[Dataset listings of figures]
-- Start --

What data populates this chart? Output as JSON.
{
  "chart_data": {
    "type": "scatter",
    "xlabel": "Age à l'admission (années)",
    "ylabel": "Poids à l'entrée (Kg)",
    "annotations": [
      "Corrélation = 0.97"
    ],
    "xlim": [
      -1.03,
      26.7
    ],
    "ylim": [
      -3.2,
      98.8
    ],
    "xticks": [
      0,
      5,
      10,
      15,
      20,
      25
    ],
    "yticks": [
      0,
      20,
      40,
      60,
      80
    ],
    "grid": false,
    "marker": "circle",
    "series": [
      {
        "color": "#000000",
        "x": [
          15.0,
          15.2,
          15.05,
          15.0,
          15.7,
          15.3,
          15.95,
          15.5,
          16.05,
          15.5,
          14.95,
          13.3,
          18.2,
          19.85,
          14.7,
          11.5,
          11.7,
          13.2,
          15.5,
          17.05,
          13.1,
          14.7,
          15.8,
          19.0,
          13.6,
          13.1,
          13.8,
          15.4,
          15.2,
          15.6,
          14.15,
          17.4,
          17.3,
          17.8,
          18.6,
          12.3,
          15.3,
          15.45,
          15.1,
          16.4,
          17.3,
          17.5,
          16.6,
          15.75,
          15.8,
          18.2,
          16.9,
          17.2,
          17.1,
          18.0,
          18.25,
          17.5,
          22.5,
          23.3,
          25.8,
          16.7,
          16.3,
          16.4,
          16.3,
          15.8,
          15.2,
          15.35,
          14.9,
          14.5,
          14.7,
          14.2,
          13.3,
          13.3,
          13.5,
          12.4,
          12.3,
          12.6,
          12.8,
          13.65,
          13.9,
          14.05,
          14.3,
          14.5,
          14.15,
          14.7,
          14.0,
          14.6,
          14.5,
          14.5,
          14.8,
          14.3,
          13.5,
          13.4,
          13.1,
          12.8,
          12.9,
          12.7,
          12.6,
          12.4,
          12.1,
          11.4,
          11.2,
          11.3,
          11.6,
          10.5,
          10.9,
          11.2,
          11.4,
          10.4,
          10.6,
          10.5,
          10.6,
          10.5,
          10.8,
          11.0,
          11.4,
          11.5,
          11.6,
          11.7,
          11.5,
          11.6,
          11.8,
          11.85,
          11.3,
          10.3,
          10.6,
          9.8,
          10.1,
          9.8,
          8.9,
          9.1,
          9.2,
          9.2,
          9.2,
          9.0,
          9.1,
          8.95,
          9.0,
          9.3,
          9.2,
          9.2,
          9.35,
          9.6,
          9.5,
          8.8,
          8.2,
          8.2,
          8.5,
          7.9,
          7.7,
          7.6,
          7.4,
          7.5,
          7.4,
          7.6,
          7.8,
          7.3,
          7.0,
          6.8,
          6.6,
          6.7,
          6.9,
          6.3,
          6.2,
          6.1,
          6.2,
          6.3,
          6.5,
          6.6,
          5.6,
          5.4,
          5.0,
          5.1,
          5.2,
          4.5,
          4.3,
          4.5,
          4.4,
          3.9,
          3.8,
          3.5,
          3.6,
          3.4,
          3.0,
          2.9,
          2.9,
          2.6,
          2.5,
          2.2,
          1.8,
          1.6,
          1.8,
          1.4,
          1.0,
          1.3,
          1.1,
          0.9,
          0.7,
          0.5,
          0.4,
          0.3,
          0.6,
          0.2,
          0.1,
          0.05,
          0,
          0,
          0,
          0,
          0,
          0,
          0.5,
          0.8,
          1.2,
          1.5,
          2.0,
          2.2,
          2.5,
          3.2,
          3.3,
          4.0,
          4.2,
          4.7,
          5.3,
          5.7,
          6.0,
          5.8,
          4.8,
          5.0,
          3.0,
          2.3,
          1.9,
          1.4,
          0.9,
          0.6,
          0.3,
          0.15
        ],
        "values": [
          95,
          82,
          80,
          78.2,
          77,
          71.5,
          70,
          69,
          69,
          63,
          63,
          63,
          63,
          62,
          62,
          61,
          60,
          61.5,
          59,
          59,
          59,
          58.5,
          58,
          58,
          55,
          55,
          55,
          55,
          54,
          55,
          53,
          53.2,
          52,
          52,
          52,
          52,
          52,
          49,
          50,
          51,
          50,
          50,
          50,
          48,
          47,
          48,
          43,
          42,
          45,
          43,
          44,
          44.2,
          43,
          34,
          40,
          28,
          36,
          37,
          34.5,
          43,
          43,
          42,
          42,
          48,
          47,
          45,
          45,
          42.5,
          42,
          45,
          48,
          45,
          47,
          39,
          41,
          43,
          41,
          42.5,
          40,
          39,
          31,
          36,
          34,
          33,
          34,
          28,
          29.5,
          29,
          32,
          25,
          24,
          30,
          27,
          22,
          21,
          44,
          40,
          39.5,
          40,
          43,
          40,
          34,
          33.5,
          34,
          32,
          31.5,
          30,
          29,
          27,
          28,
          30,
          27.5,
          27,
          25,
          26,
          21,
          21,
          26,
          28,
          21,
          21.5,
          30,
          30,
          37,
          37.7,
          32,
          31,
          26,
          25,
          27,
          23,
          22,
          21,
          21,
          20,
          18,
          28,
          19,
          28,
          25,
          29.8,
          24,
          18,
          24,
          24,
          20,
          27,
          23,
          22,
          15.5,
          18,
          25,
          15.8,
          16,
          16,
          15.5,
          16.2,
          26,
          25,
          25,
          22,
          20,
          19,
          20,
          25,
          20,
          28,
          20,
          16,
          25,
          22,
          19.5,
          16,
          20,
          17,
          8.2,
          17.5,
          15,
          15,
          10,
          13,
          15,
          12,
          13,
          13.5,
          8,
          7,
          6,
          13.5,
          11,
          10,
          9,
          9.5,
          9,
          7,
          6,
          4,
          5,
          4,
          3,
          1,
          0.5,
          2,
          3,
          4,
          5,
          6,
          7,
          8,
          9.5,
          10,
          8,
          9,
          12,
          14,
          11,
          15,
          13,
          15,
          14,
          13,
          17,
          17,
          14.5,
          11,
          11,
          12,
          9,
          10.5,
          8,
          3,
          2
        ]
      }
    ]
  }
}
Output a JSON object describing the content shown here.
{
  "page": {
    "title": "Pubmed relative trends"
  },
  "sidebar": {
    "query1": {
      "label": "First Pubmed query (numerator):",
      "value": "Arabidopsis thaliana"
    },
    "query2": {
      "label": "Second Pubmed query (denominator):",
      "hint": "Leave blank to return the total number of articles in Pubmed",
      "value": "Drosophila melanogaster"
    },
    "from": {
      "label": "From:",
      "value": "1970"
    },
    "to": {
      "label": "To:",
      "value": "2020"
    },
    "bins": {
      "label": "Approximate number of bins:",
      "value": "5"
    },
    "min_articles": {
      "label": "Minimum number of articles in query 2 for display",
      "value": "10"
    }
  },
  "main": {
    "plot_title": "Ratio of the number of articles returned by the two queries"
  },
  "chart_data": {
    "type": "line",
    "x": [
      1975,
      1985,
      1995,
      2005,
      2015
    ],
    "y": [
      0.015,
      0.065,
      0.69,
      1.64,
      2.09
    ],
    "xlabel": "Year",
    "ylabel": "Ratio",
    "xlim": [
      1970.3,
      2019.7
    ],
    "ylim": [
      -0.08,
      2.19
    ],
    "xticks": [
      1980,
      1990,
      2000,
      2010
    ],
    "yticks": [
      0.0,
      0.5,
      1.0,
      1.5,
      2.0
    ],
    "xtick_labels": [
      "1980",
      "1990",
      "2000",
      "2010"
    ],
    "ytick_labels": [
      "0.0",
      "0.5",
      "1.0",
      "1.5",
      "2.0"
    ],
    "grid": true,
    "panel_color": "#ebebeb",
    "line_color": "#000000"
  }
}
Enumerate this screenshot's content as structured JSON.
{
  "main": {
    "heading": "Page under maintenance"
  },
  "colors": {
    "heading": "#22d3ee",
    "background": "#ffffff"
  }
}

-- End --

#### Exercise objective
From the entries above, collect every line with the string "this" in it.

#### Written answer
What data populates this chart? Output as JSON.
Enumerate this screenshot's content as structured JSON.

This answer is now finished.